─── Supplied records
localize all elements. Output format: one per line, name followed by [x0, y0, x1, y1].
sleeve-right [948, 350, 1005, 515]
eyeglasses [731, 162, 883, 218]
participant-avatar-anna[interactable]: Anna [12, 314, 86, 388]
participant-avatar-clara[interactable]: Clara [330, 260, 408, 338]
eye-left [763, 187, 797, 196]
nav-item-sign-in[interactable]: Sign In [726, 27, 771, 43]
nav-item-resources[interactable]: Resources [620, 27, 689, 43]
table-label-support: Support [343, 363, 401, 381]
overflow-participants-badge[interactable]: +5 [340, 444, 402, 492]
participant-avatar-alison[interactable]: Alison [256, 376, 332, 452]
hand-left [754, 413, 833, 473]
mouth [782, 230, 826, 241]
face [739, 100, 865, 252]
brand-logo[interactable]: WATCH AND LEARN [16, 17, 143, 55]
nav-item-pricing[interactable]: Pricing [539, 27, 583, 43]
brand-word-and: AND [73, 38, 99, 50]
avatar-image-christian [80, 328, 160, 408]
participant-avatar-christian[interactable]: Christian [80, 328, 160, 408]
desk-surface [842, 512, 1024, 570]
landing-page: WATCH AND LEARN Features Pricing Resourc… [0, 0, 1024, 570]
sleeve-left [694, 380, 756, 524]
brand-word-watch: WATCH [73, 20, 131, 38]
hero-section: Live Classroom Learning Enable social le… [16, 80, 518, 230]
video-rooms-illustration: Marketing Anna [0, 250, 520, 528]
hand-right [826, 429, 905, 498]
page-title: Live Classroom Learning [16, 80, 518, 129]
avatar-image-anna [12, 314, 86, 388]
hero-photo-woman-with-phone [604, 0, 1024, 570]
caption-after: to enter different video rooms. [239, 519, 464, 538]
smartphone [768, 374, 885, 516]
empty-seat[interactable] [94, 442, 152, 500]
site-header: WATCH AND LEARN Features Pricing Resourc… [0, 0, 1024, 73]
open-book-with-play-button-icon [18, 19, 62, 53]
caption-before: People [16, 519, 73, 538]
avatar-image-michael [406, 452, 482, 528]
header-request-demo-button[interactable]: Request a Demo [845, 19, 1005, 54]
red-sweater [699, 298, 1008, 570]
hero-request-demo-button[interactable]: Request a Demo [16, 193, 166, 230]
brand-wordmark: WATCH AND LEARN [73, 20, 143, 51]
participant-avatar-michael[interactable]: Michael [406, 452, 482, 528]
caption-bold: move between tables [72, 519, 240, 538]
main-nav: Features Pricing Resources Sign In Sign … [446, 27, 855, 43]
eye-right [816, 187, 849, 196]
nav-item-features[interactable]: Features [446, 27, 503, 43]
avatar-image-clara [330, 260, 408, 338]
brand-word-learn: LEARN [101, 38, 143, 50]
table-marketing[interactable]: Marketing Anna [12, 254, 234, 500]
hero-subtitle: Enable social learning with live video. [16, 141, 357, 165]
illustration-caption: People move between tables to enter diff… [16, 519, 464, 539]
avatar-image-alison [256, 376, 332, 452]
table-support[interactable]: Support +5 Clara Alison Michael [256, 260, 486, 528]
──────
» Written exercise
Recast every line in the row above as a numbered list, leaving out any blank lines.

» Correct response
1. localize all elements. Output format: one per line, name followed by [x0, y0, x1, y1].
2. sleeve-right [948, 350, 1005, 515]
3. eyeglasses [731, 162, 883, 218]
4. participant-avatar-anna[interactable]: Anna [12, 314, 86, 388]
5. participant-avatar-clara[interactable]: Clara [330, 260, 408, 338]
6. eye-left [763, 187, 797, 196]
7. nav-item-sign-in[interactable]: Sign In [726, 27, 771, 43]
8. nav-item-resources[interactable]: Resources [620, 27, 689, 43]
9. table-label-support: Support [343, 363, 401, 381]
10. overflow-participants-badge[interactable]: +5 [340, 444, 402, 492]
11. participant-avatar-alison[interactable]: Alison [256, 376, 332, 452]
12. hand-left [754, 413, 833, 473]
13. mouth [782, 230, 826, 241]
14. face [739, 100, 865, 252]
15. brand-logo[interactable]: WATCH AND LEARN [16, 17, 143, 55]
16. nav-item-pricing[interactable]: Pricing [539, 27, 583, 43]
17. brand-word-and: AND [73, 38, 99, 50]
18. avatar-image-christian [80, 328, 160, 408]
19. participant-avatar-christian[interactable]: Christian [80, 328, 160, 408]
20. desk-surface [842, 512, 1024, 570]
21. landing-page: WATCH AND LEARN Features Pricing Resourc… [0, 0, 1024, 570]
22. sleeve-left [694, 380, 756, 524]
23. brand-word-watch: WATCH [73, 20, 131, 38]
24. hero-section: Live Classroom Learning Enable social le… [16, 80, 518, 230]
25. video-rooms-illustration: Marketing Anna [0, 250, 520, 528]
26. hand-right [826, 429, 905, 498]
27. page-title: Live Classroom Learning [16, 80, 518, 129]
28. avatar-image-anna [12, 314, 86, 388]
29. hero-photo-woman-with-phone [604, 0, 1024, 570]
30. caption-after: to enter different video rooms. [239, 519, 464, 538]
31. smartphone [768, 374, 885, 516]
32. empty-seat[interactable] [94, 442, 152, 500]
33. site-header: WATCH AND LEARN Features Pricing Resourc… [0, 0, 1024, 73]
34. open-book-with-play-button-icon [18, 19, 62, 53]
35. caption-before: People [16, 519, 73, 538]
36. avatar-image-michael [406, 452, 482, 528]
37. header-request-demo-button[interactable]: Request a Demo [845, 19, 1005, 54]
38. red-sweater [699, 298, 1008, 570]
39. hero-request-demo-button[interactable]: Request a Demo [16, 193, 166, 230]
40. brand-wordmark: WATCH AND LEARN [73, 20, 143, 51]
41. participant-avatar-michael[interactable]: Michael [406, 452, 482, 528]
42. caption-bold: move between tables [72, 519, 240, 538]
43. main-nav: Features Pricing Resources Sign In Sign … [446, 27, 855, 43]
44. eye-right [816, 187, 849, 196]
45. nav-item-features[interactable]: Features [446, 27, 503, 43]
46. avatar-image-clara [330, 260, 408, 338]
47. brand-word-learn: LEARN [101, 38, 143, 50]
48. table-marketing[interactable]: Marketing Anna [12, 254, 234, 500]
49. hero-subtitle: Enable social learning with live video. [16, 141, 357, 165]
50. illustration-caption: People move between tables to enter diff… [16, 519, 464, 539]
51. avatar-image-alison [256, 376, 332, 452]
52. table-support[interactable]: Support +5 Clara Alison Michael [256, 260, 486, 528]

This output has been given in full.